Task instructions
Locate the line containing "Read out every word on this page." in the material below; repeat it and every line after it, exactly as written.

Data to use

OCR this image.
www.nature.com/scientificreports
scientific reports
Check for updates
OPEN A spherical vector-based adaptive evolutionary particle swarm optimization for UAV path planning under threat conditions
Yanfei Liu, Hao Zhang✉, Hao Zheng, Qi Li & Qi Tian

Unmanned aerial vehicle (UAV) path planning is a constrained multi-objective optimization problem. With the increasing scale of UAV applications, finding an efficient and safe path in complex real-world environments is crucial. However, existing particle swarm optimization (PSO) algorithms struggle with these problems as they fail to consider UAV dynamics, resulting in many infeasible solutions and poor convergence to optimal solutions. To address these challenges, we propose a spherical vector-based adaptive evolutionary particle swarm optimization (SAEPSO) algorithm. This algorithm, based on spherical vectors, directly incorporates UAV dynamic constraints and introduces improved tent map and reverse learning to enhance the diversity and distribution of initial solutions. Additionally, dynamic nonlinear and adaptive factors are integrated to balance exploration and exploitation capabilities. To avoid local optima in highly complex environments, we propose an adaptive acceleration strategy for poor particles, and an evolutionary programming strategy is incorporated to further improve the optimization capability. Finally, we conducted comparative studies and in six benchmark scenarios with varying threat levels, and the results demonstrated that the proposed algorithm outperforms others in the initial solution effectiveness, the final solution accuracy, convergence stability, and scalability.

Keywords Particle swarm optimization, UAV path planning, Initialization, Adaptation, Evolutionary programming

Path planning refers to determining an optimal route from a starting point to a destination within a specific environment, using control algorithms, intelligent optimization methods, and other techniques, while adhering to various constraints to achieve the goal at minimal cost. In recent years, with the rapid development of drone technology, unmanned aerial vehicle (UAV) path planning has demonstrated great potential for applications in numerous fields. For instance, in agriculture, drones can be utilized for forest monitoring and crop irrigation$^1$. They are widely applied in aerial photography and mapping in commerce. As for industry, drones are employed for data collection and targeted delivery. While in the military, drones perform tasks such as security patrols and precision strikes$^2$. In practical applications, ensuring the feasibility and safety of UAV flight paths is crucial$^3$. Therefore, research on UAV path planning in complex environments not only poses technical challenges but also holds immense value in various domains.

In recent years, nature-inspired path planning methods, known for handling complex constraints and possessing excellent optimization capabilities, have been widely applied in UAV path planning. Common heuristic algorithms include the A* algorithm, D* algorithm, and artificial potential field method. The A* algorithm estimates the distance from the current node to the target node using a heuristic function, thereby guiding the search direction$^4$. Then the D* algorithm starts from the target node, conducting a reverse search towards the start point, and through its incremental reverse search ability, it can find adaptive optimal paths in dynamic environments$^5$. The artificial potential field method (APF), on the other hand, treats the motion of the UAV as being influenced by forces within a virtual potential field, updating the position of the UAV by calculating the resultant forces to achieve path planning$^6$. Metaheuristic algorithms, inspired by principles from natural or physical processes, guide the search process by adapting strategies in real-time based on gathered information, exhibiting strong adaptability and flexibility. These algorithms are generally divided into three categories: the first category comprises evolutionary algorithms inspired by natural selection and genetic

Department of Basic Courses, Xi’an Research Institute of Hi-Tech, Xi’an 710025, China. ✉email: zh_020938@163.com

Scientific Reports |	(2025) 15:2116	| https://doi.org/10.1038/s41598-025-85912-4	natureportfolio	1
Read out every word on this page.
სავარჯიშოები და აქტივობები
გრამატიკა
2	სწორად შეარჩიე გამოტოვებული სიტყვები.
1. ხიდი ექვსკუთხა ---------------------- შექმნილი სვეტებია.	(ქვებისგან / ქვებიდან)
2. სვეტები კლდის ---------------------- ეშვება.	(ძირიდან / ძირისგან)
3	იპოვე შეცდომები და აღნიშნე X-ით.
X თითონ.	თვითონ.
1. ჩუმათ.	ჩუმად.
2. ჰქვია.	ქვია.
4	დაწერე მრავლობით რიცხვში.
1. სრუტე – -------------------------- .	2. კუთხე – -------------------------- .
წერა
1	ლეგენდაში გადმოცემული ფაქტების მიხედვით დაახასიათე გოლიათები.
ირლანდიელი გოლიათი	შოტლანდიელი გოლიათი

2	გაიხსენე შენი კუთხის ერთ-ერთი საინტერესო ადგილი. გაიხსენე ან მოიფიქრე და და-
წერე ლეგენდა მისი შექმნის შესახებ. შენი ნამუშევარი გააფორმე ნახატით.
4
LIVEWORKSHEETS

Written answer
Read out every word on this page.
სავარჯიშოები და აქტივობები
გრამატიკა
2	სწორად შეარჩიე გამოტოვებული სიტყვები.
1. ხიდი ექვსკუთხა ---------------------- შექმნილი სვეტებია.	(ქვებისგან / ქვებიდან)
2. სვეტები კლდის ---------------------- ეშვება.	(ძირიდან / ძირისგან)
3	იპოვე შეცდომები და აღნიშნე X-ით.
X თითონ.	თვითონ.
1. ჩუმათ.	ჩუმად.
2. ჰქვია.	ქვია.
4	დაწერე მრავლობით რიცხვში.
1. სრუტე – -------------------------- .	2. კუთხე – -------------------------- .
წერა
1	ლეგენდაში გადმოცემული ფაქტების მიხედვით დაახასიათე გოლიათები.
ირლანდიელი გოლიათი	შოტლანდიელი გოლიათი

2	გაიხსენე შენი კუთხის ერთ-ერთი საინტერესო ადგილი. გაიხსენე ან მოიფიქრე და და-
წერე ლეგენდა მისი შექმნის შესახებ. შენი ნამუშევარი გააფორმე ნახატით.
4
LIVEWORKSHEETS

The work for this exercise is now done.